** BEGIN Extract to read **

The structure of the ensemble directory

The Template Run Directory

The CHEEREIO Template Run directory is essentially a standard GEOS-Chem run directory, generated by a routine within the setup_ensemble.sh script that is very much like the code that generates the standard GEOS-Chem run directory, though there are a few minor differences. This directory will then be copied by setup_ensemble.sh to form the Spinup Run directory and the individual ensemble members within the Ensemble Runs directory. Users should make sure that the Template Run directory meets all their requirements before any further copying takes place.

Differences between the template run directory and a standard run directory are as follows. input.geos has empty tags for the start and end times, as this will allow CHEEREIO to resubmit GEOS-Chem runs for different time periods. HEMCO_Config.rc is represented by two template files. HEMCO_Config_SPINUP_NATURE_TEMPLATE.rc is for spinup and “nature” simulations, neither of which include randomized scaling factors (i.e. it is a normal HEMCO_Config.rc file generated by the usual run directory creation script). HEMCO_Config.rc is for ensemble members, all of whom will have perturbed emissions. References to gridded scaling factors are added at key lines in this config file. Finally, the template run directory has no batch script associated with it, as it cannot be run.

** END Extract to read **
** BEGIN Records **

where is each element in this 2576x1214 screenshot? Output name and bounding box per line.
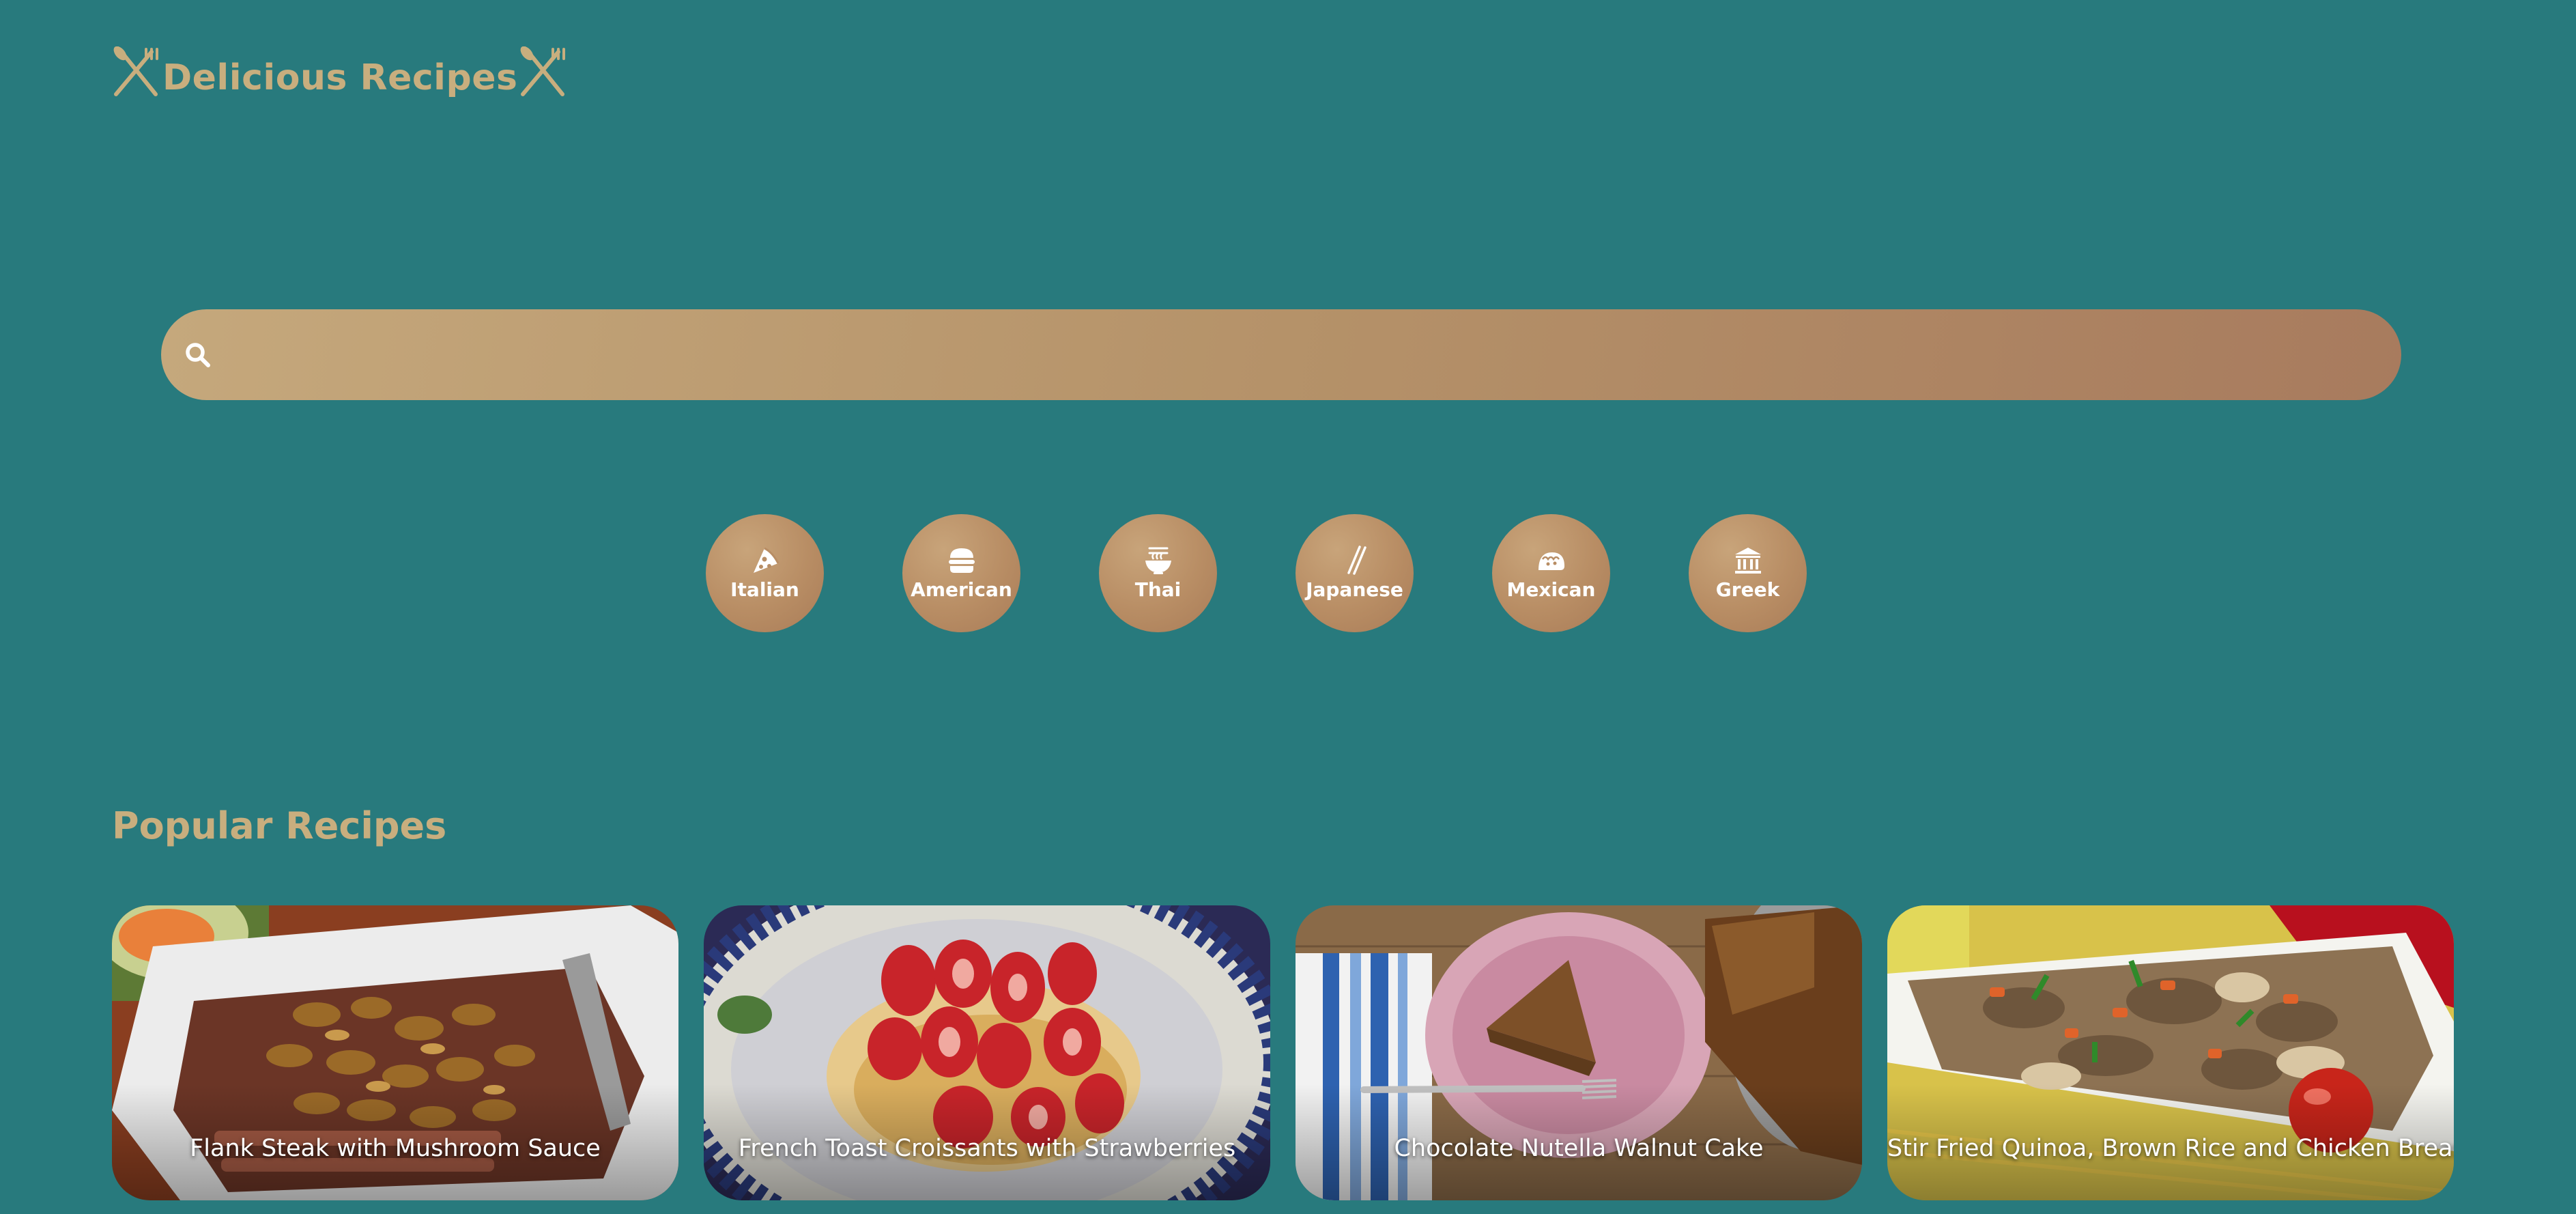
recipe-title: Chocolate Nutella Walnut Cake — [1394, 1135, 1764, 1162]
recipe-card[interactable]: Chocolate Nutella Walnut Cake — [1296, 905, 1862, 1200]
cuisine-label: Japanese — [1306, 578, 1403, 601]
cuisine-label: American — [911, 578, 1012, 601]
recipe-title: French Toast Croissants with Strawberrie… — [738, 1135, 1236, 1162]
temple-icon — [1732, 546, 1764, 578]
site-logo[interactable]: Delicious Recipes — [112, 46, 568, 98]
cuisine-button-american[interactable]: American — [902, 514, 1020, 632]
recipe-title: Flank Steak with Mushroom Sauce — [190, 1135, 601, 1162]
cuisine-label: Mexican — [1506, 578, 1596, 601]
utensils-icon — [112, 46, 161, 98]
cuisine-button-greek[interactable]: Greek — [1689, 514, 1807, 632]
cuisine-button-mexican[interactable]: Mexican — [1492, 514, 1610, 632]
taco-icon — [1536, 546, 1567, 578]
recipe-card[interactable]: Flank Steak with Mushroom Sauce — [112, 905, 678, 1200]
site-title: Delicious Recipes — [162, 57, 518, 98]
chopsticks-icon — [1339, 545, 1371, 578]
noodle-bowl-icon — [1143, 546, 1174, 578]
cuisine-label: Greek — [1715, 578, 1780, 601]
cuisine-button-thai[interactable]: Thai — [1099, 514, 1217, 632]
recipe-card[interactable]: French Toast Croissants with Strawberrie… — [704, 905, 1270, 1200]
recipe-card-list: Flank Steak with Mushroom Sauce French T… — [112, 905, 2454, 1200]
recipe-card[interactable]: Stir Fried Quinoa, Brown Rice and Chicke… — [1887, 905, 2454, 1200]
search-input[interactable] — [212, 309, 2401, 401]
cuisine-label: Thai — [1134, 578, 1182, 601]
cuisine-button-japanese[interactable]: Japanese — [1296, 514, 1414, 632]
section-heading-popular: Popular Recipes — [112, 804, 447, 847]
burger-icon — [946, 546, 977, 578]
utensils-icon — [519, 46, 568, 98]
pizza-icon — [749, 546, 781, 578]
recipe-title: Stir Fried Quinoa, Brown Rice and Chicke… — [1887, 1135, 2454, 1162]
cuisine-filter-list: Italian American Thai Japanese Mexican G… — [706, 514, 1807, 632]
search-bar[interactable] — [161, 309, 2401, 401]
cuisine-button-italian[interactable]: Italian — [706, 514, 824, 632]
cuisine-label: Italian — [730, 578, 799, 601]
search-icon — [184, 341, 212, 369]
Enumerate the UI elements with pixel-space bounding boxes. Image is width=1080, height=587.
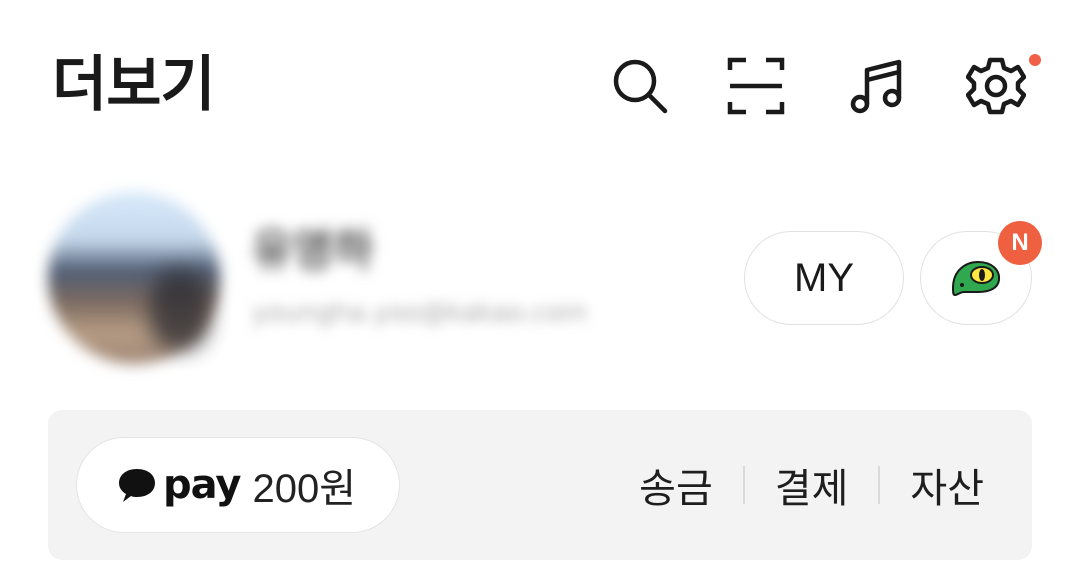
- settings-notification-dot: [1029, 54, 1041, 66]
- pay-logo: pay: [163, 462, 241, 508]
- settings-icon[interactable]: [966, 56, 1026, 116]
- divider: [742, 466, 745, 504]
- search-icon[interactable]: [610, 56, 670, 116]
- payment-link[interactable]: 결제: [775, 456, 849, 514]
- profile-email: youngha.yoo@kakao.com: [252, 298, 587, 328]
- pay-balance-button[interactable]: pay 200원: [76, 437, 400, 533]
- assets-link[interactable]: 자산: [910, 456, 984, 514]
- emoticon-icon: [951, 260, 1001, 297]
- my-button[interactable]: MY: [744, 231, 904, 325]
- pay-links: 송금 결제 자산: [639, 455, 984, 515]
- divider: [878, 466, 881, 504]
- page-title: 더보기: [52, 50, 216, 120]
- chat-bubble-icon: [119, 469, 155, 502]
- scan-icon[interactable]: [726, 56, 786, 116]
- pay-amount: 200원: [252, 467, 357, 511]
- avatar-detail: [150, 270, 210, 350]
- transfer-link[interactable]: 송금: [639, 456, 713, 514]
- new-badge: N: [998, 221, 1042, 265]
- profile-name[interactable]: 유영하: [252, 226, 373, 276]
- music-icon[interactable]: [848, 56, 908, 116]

** END Records **

_The tasks_.
[1] Using the passage on the template run directory, answer each question:
(a) Which script contains the routine that generates the Template Run directory?
(b) For what does input.geos have empty tags?
(c) Why does the template run directory have no batch script?
[2] For each statement, say yes or no to whether the passage on the template run directory supports it, and quote the words that decide it.
(a) Ensemble members use the file HEMCO_Config_SPINUP_NATURE_TEMPLATE.rc.
(b) Spinup and "nature" simulations do not include randomized scaling factors.
(c) The Template Run directory is copied to form the Spinup Run directory.
[3] Put this sentence from the passage on the template run directory into Spanish: "Users should make sure that the Template Run directory meets all their requirements before any further copying takes place."
Rely only on the text about the template run directory when answering.

_Outputs_.
[1]
(a) setup_ensemble.sh
(b) The start and end times.
(c) Because it cannot be run.

[2]
(a) No: "HEMCO_Config.rc is for ensemble members, all of whom will have perturbed emissions."
(b) Yes: "HEMCO_Config_SPINUP_NATURE_TEMPLATE.rc is for spinup and “nature” simulations, neither of which include randomized scaling factors"
(c) Yes: "This directory will then be copied by setup_ensemble.sh to form the Spinup Run directory and the individual ensemble members within the Ensemble Runs directory."

[3] Los usuarios deben asegurarse de que el directorio Template Run cumpla todos sus requisitos antes de que se realice cualquier copia adicional.